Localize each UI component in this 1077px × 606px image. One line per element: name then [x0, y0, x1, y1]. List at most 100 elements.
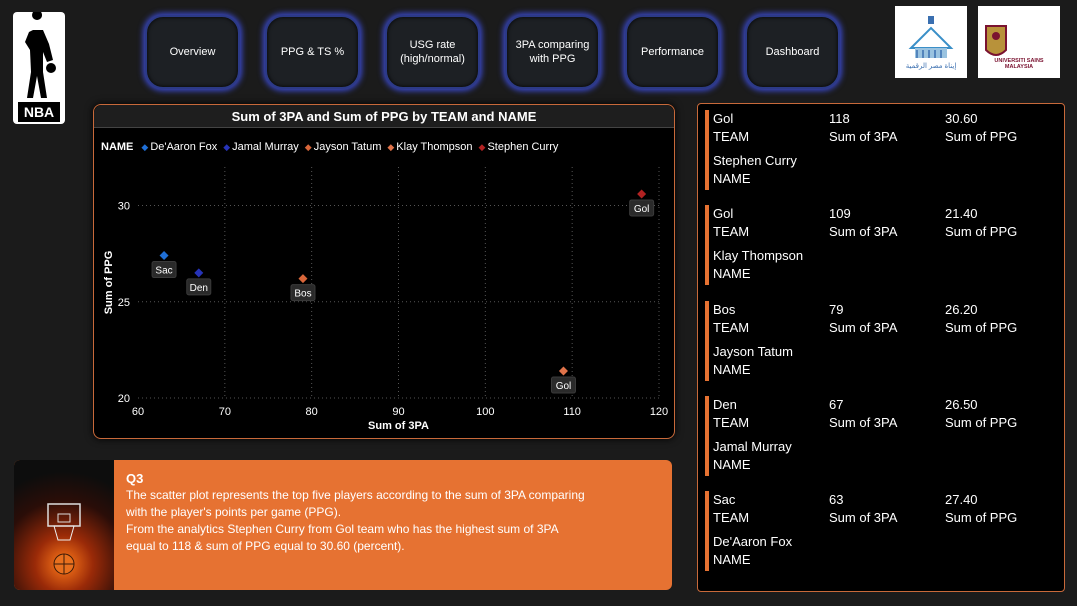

________________________________________

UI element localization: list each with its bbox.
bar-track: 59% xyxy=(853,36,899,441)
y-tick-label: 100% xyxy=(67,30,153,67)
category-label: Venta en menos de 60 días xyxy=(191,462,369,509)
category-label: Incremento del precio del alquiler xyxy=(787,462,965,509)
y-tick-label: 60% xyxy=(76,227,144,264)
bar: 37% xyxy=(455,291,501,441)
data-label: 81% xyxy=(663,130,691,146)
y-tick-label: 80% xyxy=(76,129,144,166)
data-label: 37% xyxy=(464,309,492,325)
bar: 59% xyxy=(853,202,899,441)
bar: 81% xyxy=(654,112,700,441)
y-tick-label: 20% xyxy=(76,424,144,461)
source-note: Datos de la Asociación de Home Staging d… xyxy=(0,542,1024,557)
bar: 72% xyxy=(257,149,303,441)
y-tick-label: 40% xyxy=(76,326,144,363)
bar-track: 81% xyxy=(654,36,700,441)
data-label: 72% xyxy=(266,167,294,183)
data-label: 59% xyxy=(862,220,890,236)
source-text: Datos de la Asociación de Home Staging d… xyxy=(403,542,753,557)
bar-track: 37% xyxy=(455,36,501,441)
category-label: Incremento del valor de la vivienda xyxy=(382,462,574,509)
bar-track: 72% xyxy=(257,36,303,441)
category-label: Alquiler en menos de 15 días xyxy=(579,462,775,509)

________________________________________

Copy the lines verbatim, beginning with the one containing "UI element localization: list" and ending after the one containing "category-label: Alquiler en".

UI element localization: list each with its bbox.
bar-track: 59% xyxy=(853,36,899,441)
y-tick-label: 100% xyxy=(67,30,153,67)
category-label: Venta en menos de 60 días xyxy=(191,462,369,509)
category-label: Incremento del precio del alquiler xyxy=(787,462,965,509)
y-tick-label: 60% xyxy=(76,227,144,264)
bar: 37% xyxy=(455,291,501,441)
data-label: 81% xyxy=(663,130,691,146)
y-tick-label: 80% xyxy=(76,129,144,166)
data-label: 37% xyxy=(464,309,492,325)
bar: 59% xyxy=(853,202,899,441)
bar: 81% xyxy=(654,112,700,441)
y-tick-label: 20% xyxy=(76,424,144,461)
source-note: Datos de la Asociación de Home Staging d… xyxy=(0,542,1024,557)
bar: 72% xyxy=(257,149,303,441)
y-tick-label: 40% xyxy=(76,326,144,363)
bar-track: 81% xyxy=(654,36,700,441)
data-label: 72% xyxy=(266,167,294,183)
data-label: 59% xyxy=(862,220,890,236)
source-text: Datos de la Asociación de Home Staging d… xyxy=(403,542,753,557)
bar-track: 37% xyxy=(455,36,501,441)
category-label: Incremento del valor de la vivienda xyxy=(382,462,574,509)
bar-track: 72% xyxy=(257,36,303,441)
category-label: Alquiler en menos de 15 días xyxy=(579,462,775,509)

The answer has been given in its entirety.